RECORDS PROVIDED
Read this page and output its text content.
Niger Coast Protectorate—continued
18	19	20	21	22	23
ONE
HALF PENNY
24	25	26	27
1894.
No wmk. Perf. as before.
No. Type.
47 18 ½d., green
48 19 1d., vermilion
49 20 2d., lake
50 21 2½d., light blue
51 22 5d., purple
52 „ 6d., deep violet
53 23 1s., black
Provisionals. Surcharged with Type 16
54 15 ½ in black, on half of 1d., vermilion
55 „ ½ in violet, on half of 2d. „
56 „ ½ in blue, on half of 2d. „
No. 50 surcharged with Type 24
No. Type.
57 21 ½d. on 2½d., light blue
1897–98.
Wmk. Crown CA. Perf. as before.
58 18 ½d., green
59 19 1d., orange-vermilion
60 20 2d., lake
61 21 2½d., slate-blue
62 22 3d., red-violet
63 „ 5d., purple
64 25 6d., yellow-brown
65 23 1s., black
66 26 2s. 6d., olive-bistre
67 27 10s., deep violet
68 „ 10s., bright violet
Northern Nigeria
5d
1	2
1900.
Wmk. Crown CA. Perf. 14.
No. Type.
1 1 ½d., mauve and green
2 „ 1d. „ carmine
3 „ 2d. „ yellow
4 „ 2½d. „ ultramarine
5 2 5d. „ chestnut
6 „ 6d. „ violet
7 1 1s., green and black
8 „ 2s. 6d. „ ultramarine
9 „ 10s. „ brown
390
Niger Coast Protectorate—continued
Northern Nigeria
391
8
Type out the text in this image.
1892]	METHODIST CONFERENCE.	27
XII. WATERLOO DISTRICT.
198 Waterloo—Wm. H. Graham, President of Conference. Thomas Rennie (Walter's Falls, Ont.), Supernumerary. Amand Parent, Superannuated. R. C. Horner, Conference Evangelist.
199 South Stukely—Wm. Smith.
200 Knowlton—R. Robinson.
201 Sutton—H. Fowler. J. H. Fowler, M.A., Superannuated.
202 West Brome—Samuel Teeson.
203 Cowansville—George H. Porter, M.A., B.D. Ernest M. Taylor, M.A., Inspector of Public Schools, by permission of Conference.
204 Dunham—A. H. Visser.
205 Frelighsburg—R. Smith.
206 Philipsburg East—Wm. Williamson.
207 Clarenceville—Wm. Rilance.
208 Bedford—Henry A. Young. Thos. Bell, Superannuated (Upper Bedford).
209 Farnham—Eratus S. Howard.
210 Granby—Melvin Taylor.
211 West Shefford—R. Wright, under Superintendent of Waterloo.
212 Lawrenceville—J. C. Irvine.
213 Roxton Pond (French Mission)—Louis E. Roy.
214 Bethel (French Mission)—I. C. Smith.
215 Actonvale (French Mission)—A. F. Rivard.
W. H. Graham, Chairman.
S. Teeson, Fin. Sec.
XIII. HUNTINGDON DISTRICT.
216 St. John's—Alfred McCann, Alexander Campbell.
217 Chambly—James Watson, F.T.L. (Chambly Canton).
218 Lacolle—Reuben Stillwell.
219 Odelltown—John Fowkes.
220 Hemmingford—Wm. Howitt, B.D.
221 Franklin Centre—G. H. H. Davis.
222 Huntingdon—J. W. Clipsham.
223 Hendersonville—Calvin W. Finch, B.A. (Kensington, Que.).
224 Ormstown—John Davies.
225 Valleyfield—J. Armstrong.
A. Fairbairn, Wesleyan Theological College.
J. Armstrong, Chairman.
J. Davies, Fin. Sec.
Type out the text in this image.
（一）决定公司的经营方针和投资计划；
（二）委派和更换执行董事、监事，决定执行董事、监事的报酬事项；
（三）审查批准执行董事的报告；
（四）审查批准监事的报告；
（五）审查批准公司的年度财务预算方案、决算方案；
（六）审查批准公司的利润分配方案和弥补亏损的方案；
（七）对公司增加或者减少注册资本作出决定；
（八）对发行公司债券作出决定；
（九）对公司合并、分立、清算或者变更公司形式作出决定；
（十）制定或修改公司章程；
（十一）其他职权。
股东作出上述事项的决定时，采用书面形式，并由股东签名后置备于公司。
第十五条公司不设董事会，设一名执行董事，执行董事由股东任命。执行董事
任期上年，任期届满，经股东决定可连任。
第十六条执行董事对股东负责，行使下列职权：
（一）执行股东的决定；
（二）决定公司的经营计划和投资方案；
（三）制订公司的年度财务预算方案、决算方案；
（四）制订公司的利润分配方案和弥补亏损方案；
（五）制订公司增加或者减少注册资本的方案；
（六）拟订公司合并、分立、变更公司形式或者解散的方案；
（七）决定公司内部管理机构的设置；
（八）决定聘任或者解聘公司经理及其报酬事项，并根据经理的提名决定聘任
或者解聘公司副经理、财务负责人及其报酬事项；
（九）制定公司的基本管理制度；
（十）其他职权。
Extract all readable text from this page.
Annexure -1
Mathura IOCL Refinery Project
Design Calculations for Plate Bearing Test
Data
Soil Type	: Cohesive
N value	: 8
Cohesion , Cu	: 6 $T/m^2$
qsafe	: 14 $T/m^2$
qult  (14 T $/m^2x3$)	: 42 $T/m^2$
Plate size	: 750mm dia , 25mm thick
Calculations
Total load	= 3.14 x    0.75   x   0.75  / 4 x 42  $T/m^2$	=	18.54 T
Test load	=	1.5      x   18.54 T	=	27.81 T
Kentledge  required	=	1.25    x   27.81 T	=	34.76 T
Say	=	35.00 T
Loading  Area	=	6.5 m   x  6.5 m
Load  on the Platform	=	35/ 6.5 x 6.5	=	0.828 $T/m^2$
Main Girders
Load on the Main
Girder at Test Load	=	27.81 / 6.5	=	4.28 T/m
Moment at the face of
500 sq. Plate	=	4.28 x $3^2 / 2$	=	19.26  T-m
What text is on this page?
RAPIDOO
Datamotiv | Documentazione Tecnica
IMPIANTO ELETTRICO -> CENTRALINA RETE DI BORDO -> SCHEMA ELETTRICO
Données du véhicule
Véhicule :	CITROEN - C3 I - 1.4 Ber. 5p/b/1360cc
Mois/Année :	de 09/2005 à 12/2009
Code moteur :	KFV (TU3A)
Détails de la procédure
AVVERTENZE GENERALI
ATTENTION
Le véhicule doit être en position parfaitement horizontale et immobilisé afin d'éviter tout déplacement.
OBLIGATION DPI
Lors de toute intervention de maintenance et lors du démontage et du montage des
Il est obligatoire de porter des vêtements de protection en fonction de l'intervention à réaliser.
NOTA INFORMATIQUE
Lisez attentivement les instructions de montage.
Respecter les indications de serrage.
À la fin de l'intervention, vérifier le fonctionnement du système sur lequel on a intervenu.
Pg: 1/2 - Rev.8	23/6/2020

AIM
Above are several records. Count the lines among them that contain "vermilion" and give only the total.

ANSWER TO THE EXERCISE
3